For each line that holds "caption", copy the line out.

Extracted information:
==*==
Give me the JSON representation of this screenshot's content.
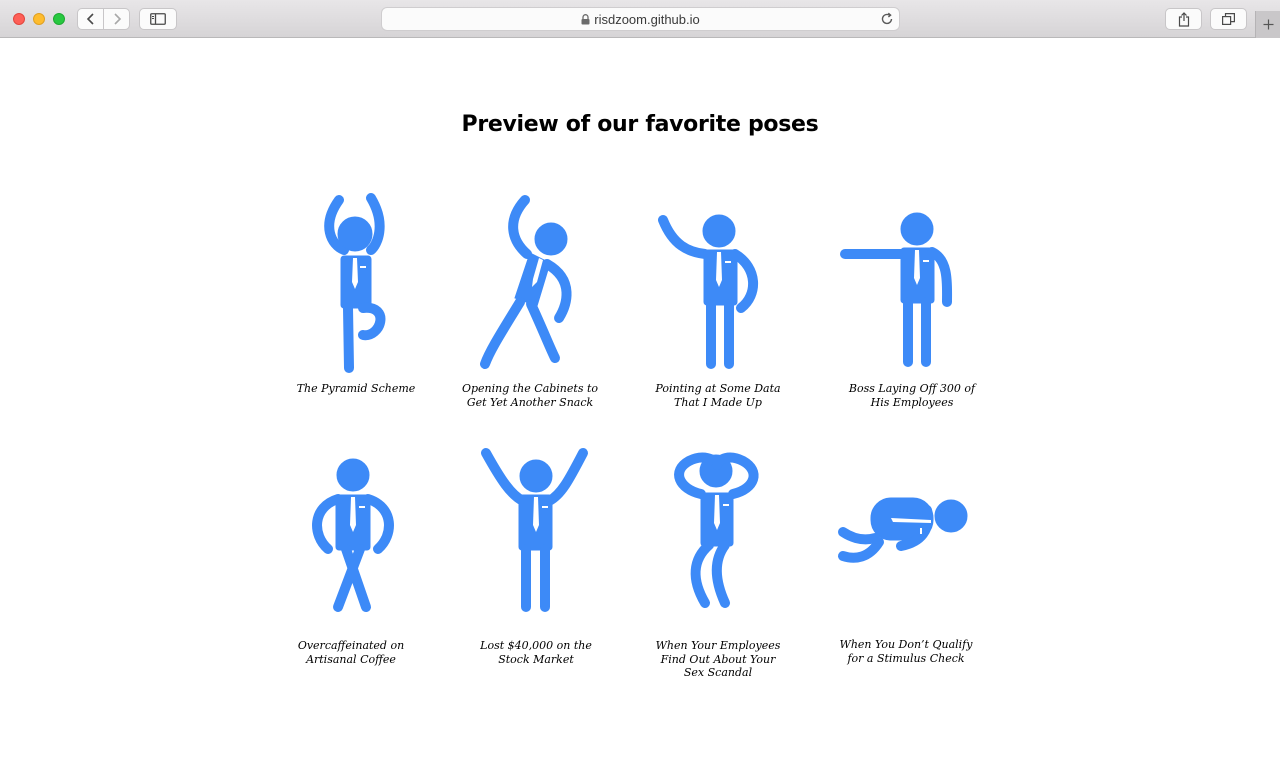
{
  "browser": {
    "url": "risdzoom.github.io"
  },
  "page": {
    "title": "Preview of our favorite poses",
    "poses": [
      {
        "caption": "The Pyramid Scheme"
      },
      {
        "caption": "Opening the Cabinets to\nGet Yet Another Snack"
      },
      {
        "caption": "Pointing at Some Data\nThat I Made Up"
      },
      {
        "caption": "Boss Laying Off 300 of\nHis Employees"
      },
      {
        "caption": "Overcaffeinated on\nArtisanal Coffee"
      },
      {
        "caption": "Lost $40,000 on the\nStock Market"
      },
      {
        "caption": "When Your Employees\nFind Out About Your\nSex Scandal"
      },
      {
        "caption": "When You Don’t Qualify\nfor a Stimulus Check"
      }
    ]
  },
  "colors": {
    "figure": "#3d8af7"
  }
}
==*==
Response:
        "caption": "The Pyramid Scheme"
        "caption": "Opening the Cabinets to\nGet Yet Another Snack"
        "caption": "Pointing at Some Data\nThat I Made Up"
        "caption": "Boss Laying Off 300 of\nHis Employees"
        "caption": "Overcaffeinated on\nArtisanal Coffee"
        "caption": "Lost $40,000 on the\nStock Market"
        "caption": "When Your Employees\nFind Out About Your\nSex Scandal"
        "caption": "When You Don’t Qualify\nfor a Stimulus Check"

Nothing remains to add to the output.